[START Data for this exercise]

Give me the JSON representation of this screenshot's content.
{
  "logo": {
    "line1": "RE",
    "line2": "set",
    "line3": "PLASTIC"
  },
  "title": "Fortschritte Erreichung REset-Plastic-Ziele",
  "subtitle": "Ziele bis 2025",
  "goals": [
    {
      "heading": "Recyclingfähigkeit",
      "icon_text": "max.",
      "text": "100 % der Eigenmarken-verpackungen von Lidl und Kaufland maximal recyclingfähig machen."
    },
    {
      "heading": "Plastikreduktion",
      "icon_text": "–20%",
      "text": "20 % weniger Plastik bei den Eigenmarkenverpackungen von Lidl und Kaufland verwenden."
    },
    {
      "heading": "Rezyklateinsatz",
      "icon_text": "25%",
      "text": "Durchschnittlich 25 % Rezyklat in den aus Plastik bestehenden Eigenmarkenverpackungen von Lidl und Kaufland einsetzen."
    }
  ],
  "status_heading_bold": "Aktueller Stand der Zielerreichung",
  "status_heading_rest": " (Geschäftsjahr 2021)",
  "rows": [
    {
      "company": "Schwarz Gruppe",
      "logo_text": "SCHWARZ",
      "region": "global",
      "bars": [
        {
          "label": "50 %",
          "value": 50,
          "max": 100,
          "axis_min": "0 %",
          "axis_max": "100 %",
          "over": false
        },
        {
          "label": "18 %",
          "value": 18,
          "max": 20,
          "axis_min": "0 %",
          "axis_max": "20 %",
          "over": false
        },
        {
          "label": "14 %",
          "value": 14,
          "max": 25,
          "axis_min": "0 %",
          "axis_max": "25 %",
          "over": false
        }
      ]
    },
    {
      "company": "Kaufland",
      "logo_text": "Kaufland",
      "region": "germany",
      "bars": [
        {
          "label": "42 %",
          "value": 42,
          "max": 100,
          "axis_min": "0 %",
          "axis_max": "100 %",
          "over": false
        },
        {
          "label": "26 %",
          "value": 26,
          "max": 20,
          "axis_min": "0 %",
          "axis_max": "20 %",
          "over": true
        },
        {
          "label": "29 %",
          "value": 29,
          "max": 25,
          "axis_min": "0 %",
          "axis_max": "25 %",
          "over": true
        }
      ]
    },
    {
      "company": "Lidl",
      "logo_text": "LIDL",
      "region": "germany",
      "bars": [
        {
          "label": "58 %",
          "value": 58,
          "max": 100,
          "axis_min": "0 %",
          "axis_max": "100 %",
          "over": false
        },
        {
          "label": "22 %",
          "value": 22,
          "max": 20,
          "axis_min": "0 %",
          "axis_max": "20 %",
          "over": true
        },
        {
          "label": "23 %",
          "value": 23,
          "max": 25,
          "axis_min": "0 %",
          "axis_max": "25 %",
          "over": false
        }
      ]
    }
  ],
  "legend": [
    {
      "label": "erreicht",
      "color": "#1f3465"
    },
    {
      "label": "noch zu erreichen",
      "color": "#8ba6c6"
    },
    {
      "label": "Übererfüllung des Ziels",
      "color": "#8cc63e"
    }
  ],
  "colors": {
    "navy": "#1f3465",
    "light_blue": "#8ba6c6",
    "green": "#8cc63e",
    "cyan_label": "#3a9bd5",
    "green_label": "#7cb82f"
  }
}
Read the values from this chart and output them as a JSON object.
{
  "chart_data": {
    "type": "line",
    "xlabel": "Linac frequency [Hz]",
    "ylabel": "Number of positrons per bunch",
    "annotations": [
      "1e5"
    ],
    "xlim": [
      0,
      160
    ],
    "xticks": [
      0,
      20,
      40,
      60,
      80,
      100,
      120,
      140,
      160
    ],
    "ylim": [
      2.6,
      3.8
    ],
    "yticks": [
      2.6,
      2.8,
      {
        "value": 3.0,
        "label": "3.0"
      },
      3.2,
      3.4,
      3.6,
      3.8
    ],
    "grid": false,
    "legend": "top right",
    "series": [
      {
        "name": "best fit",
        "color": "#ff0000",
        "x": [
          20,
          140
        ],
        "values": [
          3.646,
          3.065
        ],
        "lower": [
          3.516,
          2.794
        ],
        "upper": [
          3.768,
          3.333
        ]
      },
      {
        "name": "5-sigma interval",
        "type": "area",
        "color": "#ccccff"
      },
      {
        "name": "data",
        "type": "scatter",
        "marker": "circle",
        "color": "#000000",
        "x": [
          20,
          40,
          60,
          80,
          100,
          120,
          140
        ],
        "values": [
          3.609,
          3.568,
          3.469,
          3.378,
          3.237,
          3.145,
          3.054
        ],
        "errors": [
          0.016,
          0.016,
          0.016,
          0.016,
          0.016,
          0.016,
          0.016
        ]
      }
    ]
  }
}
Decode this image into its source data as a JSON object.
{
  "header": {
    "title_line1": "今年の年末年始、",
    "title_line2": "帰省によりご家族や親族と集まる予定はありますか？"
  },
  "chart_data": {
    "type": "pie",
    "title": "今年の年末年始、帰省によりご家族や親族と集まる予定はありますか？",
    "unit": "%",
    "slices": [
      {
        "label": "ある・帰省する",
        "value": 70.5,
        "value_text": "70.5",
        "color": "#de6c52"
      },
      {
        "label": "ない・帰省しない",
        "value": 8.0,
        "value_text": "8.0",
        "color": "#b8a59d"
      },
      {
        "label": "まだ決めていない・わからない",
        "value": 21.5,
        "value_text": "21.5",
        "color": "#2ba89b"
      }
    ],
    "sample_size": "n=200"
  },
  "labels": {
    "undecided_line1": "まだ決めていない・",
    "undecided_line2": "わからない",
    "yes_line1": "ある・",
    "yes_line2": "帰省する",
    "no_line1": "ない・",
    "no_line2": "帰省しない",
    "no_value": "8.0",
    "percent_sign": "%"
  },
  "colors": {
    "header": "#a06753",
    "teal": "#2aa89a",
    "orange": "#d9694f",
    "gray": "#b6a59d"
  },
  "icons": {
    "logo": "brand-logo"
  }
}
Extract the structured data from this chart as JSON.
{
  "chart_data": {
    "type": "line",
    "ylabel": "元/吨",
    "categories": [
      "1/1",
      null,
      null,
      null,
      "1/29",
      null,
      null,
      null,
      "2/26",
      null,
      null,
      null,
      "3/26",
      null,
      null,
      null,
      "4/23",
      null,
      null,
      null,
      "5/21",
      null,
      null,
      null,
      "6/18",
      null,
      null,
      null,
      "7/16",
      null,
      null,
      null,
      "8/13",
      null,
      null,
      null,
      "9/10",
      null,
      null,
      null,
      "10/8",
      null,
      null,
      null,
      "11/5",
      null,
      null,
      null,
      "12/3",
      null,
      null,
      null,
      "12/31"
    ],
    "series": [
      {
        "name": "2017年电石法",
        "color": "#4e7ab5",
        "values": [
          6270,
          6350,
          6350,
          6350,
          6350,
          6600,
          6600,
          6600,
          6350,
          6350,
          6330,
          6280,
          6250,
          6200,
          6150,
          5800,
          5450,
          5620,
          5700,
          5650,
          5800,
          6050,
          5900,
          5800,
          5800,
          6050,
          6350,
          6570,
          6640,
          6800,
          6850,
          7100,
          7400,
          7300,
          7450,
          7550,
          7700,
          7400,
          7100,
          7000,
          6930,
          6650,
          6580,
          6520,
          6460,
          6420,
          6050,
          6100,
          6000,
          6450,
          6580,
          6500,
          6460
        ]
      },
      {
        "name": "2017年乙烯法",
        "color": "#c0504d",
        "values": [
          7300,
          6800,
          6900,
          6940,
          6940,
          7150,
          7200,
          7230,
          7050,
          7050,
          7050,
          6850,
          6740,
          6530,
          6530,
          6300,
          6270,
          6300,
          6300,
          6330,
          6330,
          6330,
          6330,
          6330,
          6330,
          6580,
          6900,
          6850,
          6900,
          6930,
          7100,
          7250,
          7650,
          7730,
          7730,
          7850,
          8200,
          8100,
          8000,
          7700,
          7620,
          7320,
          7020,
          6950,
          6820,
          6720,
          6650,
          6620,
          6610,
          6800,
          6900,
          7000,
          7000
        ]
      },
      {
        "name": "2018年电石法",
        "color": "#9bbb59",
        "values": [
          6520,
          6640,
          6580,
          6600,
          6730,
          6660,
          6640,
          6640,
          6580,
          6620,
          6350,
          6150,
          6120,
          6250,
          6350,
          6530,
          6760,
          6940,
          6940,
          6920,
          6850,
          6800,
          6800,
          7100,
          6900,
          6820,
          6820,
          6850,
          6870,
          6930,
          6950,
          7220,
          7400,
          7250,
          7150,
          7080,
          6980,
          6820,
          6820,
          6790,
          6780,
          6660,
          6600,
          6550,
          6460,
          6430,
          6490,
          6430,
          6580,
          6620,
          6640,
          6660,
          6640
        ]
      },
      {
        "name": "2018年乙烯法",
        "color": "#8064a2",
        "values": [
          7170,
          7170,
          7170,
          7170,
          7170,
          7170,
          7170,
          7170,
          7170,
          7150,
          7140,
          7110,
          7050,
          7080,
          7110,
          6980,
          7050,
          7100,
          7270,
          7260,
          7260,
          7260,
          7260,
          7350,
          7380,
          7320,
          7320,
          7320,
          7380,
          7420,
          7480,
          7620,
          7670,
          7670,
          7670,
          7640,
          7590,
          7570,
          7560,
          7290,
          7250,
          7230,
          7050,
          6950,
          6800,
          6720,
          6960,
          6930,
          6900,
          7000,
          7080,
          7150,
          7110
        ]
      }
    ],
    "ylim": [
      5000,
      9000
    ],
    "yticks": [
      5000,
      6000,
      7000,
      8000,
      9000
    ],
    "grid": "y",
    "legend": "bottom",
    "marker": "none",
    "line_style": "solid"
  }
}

[END Data for this exercise]

- **Objective**: Identify the lines in the entries above that contain "わからない", then copy them out.

- **Expected output**:
        "label": "まだ決めていない・わからない",
    "undecided_line2": "わからない",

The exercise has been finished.